[Dataset rows]

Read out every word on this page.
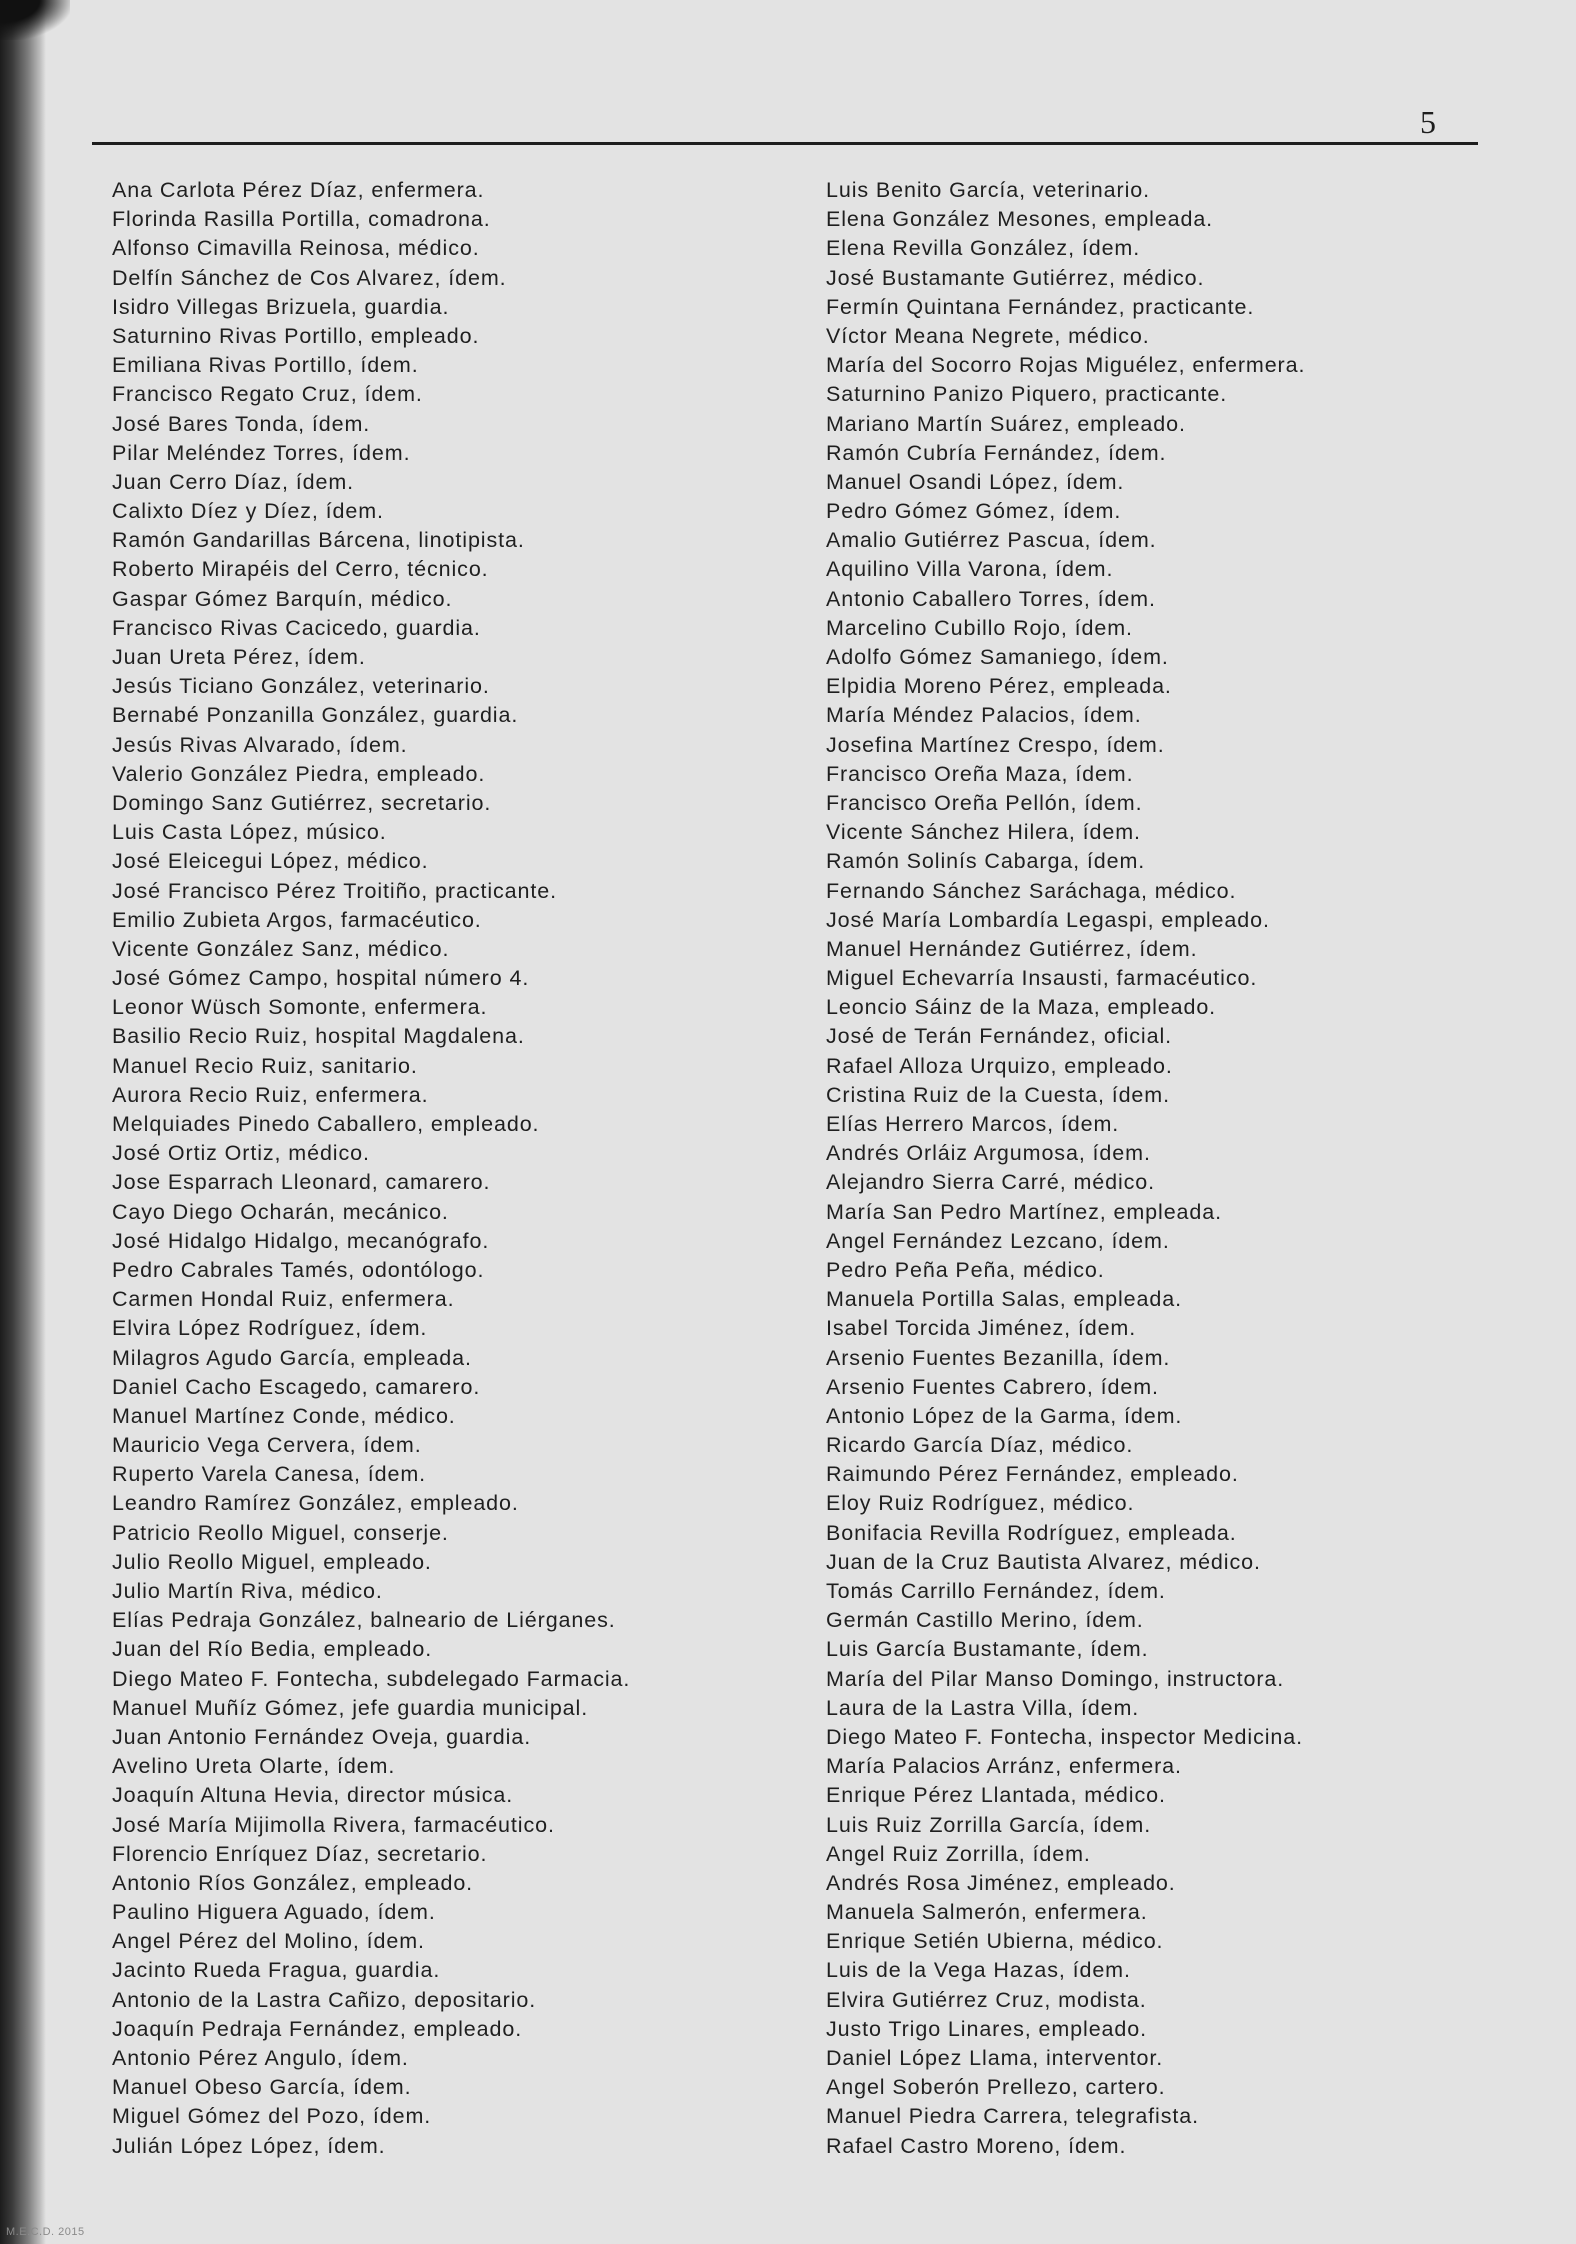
5
Ana Carlota Pérez Díaz, enfermera.
Florinda Rasilla Portilla, comadrona.
Alfonso Cimavilla Reinosa, médico.
Delfín Sánchez de Cos Alvarez, ídem.
Isidro Villegas Brizuela, guardia.
Saturnino Rivas Portillo, empleado.
Emiliana Rivas Portillo, ídem.
Francisco Regato Cruz, ídem.
José Bares Tonda, ídem.
Pilar Meléndez Torres, ídem.
Juan Cerro Díaz, ídem.
Calixto Díez y Díez, ídem.
Ramón Gandarillas Bárcena, linotipista.
Roberto Mirapéis del Cerro, técnico.
Gaspar Gómez Barquín, médico.
Francisco Rivas Cacicedo, guardia.
Juan Ureta Pérez, ídem.
Jesús Ticiano González, veterinario.
Bernabé Ponzanilla González, guardia.
Jesús Rivas Alvarado, ídem.
Valerio González Piedra, empleado.
Domingo Sanz Gutiérrez, secretario.
Luis Casta López, músico.
José Eleicegui López, médico.
José Francisco Pérez Troitiño, practicante.
Emilio Zubieta Argos, farmacéutico.
Vicente González Sanz, médico.
José Gómez Campo, hospital número 4.
Leonor Wüsch Somonte, enfermera.
Basilio Recio Ruiz, hospital Magdalena.
Manuel Recio Ruiz, sanitario.
Aurora Recio Ruiz, enfermera.
Melquiades Pinedo Caballero, empleado.
José Ortiz Ortiz, médico.
Jose Esparrach Lleonard, camarero.
Cayo Diego Ocharán, mecánico.
José Hidalgo Hidalgo, mecanógrafo.
Pedro Cabrales Tamés, odontólogo.
Carmen Hondal Ruiz, enfermera.
Elvira López Rodríguez, ídem.
Milagros Agudo García, empleada.
Daniel Cacho Escagedo, camarero.
Manuel Martínez Conde, médico.
Mauricio Vega Cervera, ídem.
Ruperto Varela Canesa, ídem.
Leandro Ramírez González, empleado.
Patricio Reollo Miguel, conserje.
Julio Reollo Miguel, empleado.
Julio Martín Riva, médico.
Elías Pedraja González, balneario de Liérganes.
Juan del Río Bedia, empleado.
Diego Mateo F. Fontecha, subdelegado Farmacia.
Manuel Muñíz Gómez, jefe guardia municipal.
Juan Antonio Fernández Oveja, guardia.
Avelino Ureta Olarte, ídem.
Joaquín Altuna Hevia, director música.
José María Mijimolla Rivera, farmacéutico.
Florencio Enríquez Díaz, secretario.
Antonio Ríos González, empleado.
Paulino Higuera Aguado, ídem.
Angel Pérez del Molino, ídem.
Jacinto Rueda Fragua, guardia.
Antonio de la Lastra Cañizo, depositario.
Joaquín Pedraja Fernández, empleado.
Antonio Pérez Angulo, ídem.
Manuel Obeso García, ídem.
Miguel Gómez del Pozo, ídem.
Julián López López, ídem.
Luis Benito García, veterinario.
Elena González Mesones, empleada.
Elena Revilla González, ídem.
José Bustamante Gutiérrez, médico.
Fermín Quintana Fernández, practicante.
Víctor Meana Negrete, médico.
María del Socorro Rojas Miguélez, enfermera.
Saturnino Panizo Piquero, practicante.
Mariano Martín Suárez, empleado.
Ramón Cubría Fernández, ídem.
Manuel Osandi López, ídem.
Pedro Gómez Gómez, ídem.
Amalio Gutiérrez Pascua, ídem.
Aquilino Villa Varona, ídem.
Antonio Caballero Torres, ídem.
Marcelino Cubillo Rojo, ídem.
Adolfo Gómez Samaniego, ídem.
Elpidia Moreno Pérez, empleada.
María Méndez Palacios, ídem.
Josefina Martínez Crespo, ídem.
Francisco Oreña Maza, ídem.
Francisco Oreña Pellón, ídem.
Vicente Sánchez Hilera, ídem.
Ramón Solinís Cabarga, ídem.
Fernando Sánchez Saráchaga, médico.
José María Lombardía Legaspi, empleado.
Manuel Hernández Gutiérrez, ídem.
Miguel Echevarría Insausti, farmacéutico.
Leoncio Sáinz de la Maza, empleado.
José de Terán Fernández, oficial.
Rafael Alloza Urquizo, empleado.
Cristina Ruiz de la Cuesta, ídem.
Elías Herrero Marcos, ídem.
Andrés Orláiz Argumosa, ídem.
Alejandro Sierra Carré, médico.
María San Pedro Martínez, empleada.
Angel Fernández Lezcano, ídem.
Pedro Peña Peña, médico.
Manuela Portilla Salas, empleada.
Isabel Torcida Jiménez, ídem.
Arsenio Fuentes Bezanilla, ídem.
Arsenio Fuentes Cabrero, ídem.
Antonio López de la Garma, ídem.
Ricardo García Díaz, médico.
Raimundo Pérez Fernández, empleado.
Eloy Ruiz Rodríguez, médico.
Bonifacia Revilla Rodríguez, empleada.
Juan de la Cruz Bautista Alvarez, médico.
Tomás Carrillo Fernández, ídem.
Germán Castillo Merino, ídem.
Luis García Bustamante, ídem.
María del Pilar Manso Domingo, instructora.
Laura de la Lastra Villa, ídem.
Diego Mateo F. Fontecha, inspector Medicina.
María Palacios Arránz, enfermera.
Enrique Pérez Llantada, médico.
Luis Ruiz Zorrilla García, ídem.
Angel Ruiz Zorrilla, ídem.
Andrés Rosa Jiménez, empleado.
Manuela Salmerón, enfermera.
Enrique Setién Ubierna, médico.
Luis de la Vega Hazas, ídem.
Elvira Gutiérrez Cruz, modista.
Justo Trigo Linares, empleado.
Daniel López Llama, interventor.
Angel Soberón Prellezo, cartero.
Manuel Piedra Carrera, telegrafista.
Rafael Castro Moreno, ídem.
M.E.C.D. 2015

**THE REQUEST**
Above are records with pictures; repeat the records exactly and leave the pictures out.

**CORRECT RESPONSE**
Read out every word on this page.
5
Ana Carlota Pérez Díaz, enfermera.
Florinda Rasilla Portilla, comadrona.
Alfonso Cimavilla Reinosa, médico.
Delfín Sánchez de Cos Alvarez, ídem.
Isidro Villegas Brizuela, guardia.
Saturnino Rivas Portillo, empleado.
Emiliana Rivas Portillo, ídem.
Francisco Regato Cruz, ídem.
José Bares Tonda, ídem.
Pilar Meléndez Torres, ídem.
Juan Cerro Díaz, ídem.
Calixto Díez y Díez, ídem.
Ramón Gandarillas Bárcena, linotipista.
Roberto Mirapéis del Cerro, técnico.
Gaspar Gómez Barquín, médico.
Francisco Rivas Cacicedo, guardia.
Juan Ureta Pérez, ídem.
Jesús Ticiano González, veterinario.
Bernabé Ponzanilla González, guardia.
Jesús Rivas Alvarado, ídem.
Valerio González Piedra, empleado.
Domingo Sanz Gutiérrez, secretario.
Luis Casta López, músico.
José Eleicegui López, médico.
José Francisco Pérez Troitiño, practicante.
Emilio Zubieta Argos, farmacéutico.
Vicente González Sanz, médico.
José Gómez Campo, hospital número 4.
Leonor Wüsch Somonte, enfermera.
Basilio Recio Ruiz, hospital Magdalena.
Manuel Recio Ruiz, sanitario.
Aurora Recio Ruiz, enfermera.
Melquiades Pinedo Caballero, empleado.
José Ortiz Ortiz, médico.
Jose Esparrach Lleonard, camarero.
Cayo Diego Ocharán, mecánico.
José Hidalgo Hidalgo, mecanógrafo.
Pedro Cabrales Tamés, odontólogo.
Carmen Hondal Ruiz, enfermera.
Elvira López Rodríguez, ídem.
Milagros Agudo García, empleada.
Daniel Cacho Escagedo, camarero.
Manuel Martínez Conde, médico.
Mauricio Vega Cervera, ídem.
Ruperto Varela Canesa, ídem.
Leandro Ramírez González, empleado.
Patricio Reollo Miguel, conserje.
Julio Reollo Miguel, empleado.
Julio Martín Riva, médico.
Elías Pedraja González, balneario de Liérganes.
Juan del Río Bedia, empleado.
Diego Mateo F. Fontecha, subdelegado Farmacia.
Manuel Muñíz Gómez, jefe guardia municipal.
Juan Antonio Fernández Oveja, guardia.
Avelino Ureta Olarte, ídem.
Joaquín Altuna Hevia, director música.
José María Mijimolla Rivera, farmacéutico.
Florencio Enríquez Díaz, secretario.
Antonio Ríos González, empleado.
Paulino Higuera Aguado, ídem.
Angel Pérez del Molino, ídem.
Jacinto Rueda Fragua, guardia.
Antonio de la Lastra Cañizo, depositario.
Joaquín Pedraja Fernández, empleado.
Antonio Pérez Angulo, ídem.
Manuel Obeso García, ídem.
Miguel Gómez del Pozo, ídem.
Julián López López, ídem.
Luis Benito García, veterinario.
Elena González Mesones, empleada.
Elena Revilla González, ídem.
José Bustamante Gutiérrez, médico.
Fermín Quintana Fernández, practicante.
Víctor Meana Negrete, médico.
María del Socorro Rojas Miguélez, enfermera.
Saturnino Panizo Piquero, practicante.
Mariano Martín Suárez, empleado.
Ramón Cubría Fernández, ídem.
Manuel Osandi López, ídem.
Pedro Gómez Gómez, ídem.
Amalio Gutiérrez Pascua, ídem.
Aquilino Villa Varona, ídem.
Antonio Caballero Torres, ídem.
Marcelino Cubillo Rojo, ídem.
Adolfo Gómez Samaniego, ídem.
Elpidia Moreno Pérez, empleada.
María Méndez Palacios, ídem.
Josefina Martínez Crespo, ídem.
Francisco Oreña Maza, ídem.
Francisco Oreña Pellón, ídem.
Vicente Sánchez Hilera, ídem.
Ramón Solinís Cabarga, ídem.
Fernando Sánchez Saráchaga, médico.
José María Lombardía Legaspi, empleado.
Manuel Hernández Gutiérrez, ídem.
Miguel Echevarría Insausti, farmacéutico.
Leoncio Sáinz de la Maza, empleado.
José de Terán Fernández, oficial.
Rafael Alloza Urquizo, empleado.
Cristina Ruiz de la Cuesta, ídem.
Elías Herrero Marcos, ídem.
Andrés Orláiz Argumosa, ídem.
Alejandro Sierra Carré, médico.
María San Pedro Martínez, empleada.
Angel Fernández Lezcano, ídem.
Pedro Peña Peña, médico.
Manuela Portilla Salas, empleada.
Isabel Torcida Jiménez, ídem.
Arsenio Fuentes Bezanilla, ídem.
Arsenio Fuentes Cabrero, ídem.
Antonio López de la Garma, ídem.
Ricardo García Díaz, médico.
Raimundo Pérez Fernández, empleado.
Eloy Ruiz Rodríguez, médico.
Bonifacia Revilla Rodríguez, empleada.
Juan de la Cruz Bautista Alvarez, médico.
Tomás Carrillo Fernández, ídem.
Germán Castillo Merino, ídem.
Luis García Bustamante, ídem.
María del Pilar Manso Domingo, instructora.
Laura de la Lastra Villa, ídem.
Diego Mateo F. Fontecha, inspector Medicina.
María Palacios Arránz, enfermera.
Enrique Pérez Llantada, médico.
Luis Ruiz Zorrilla García, ídem.
Angel Ruiz Zorrilla, ídem.
Andrés Rosa Jiménez, empleado.
Manuela Salmerón, enfermera.
Enrique Setién Ubierna, médico.
Luis de la Vega Hazas, ídem.
Elvira Gutiérrez Cruz, modista.
Justo Trigo Linares, empleado.
Daniel López Llama, interventor.
Angel Soberón Prellezo, cartero.
Manuel Piedra Carrera, telegrafista.
Rafael Castro Moreno, ídem.
M.E.C.D. 2015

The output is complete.